[DO THIS]:
Pictures appear in the records below; write out everything else exactly.

[Collected data]

● ● ● ● ●

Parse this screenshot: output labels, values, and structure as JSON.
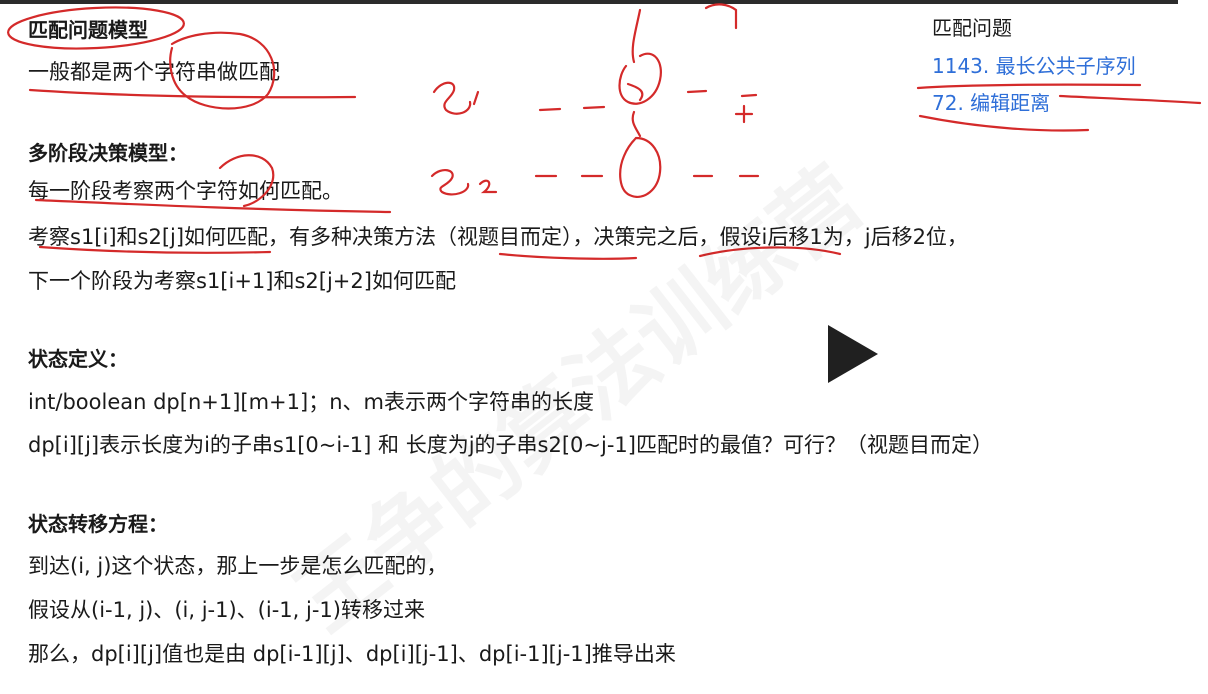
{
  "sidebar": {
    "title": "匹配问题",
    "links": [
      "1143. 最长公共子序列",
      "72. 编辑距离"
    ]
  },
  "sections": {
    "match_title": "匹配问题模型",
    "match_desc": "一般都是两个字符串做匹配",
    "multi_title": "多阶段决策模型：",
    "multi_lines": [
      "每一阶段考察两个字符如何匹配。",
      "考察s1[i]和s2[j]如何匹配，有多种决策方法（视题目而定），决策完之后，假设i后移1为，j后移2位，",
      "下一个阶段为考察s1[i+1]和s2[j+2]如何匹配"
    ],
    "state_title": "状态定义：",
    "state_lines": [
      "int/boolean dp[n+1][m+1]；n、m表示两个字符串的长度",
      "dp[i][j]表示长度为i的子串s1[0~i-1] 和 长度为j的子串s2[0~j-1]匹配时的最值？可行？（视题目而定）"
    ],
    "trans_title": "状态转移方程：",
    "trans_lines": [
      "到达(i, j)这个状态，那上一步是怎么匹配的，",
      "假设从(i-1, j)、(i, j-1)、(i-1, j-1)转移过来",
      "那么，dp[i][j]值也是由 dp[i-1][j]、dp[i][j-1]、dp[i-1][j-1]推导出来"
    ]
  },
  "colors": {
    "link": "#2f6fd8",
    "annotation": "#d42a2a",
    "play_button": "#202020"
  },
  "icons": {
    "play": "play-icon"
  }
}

● ● ● ● ●

[TASK OUTPUT]:
Parse this screenshot: output labels, values, and structure as JSON.
{
  "sidebar": {
    "title": "匹配问题",
    "links": [
      "1143. 最长公共子序列",
      "72. 编辑距离"
    ]
  },
  "sections": {
    "match_title": "匹配问题模型",
    "match_desc": "一般都是两个字符串做匹配",
    "multi_title": "多阶段决策模型：",
    "multi_lines": [
      "每一阶段考察两个字符如何匹配。",
      "考察s1[i]和s2[j]如何匹配，有多种决策方法（视题目而定），决策完之后，假设i后移1为，j后移2位，",
      "下一个阶段为考察s1[i+1]和s2[j+2]如何匹配"
    ],
    "state_title": "状态定义：",
    "state_lines": [
      "int/boolean dp[n+1][m+1]；n、m表示两个字符串的长度",
      "dp[i][j]表示长度为i的子串s1[0~i-1] 和 长度为j的子串s2[0~j-1]匹配时的最值？可行？（视题目而定）"
    ],
    "trans_title": "状态转移方程：",
    "trans_lines": [
      "到达(i, j)这个状态，那上一步是怎么匹配的，",
      "假设从(i-1, j)、(i, j-1)、(i-1, j-1)转移过来",
      "那么，dp[i][j]值也是由 dp[i-1][j]、dp[i][j-1]、dp[i-1][j-1]推导出来"
    ]
  },
  "colors": {
    "link": "#2f6fd8",
    "annotation": "#d42a2a",
    "play_button": "#202020"
  },
  "icons": {
    "play": "play-icon"
  }
}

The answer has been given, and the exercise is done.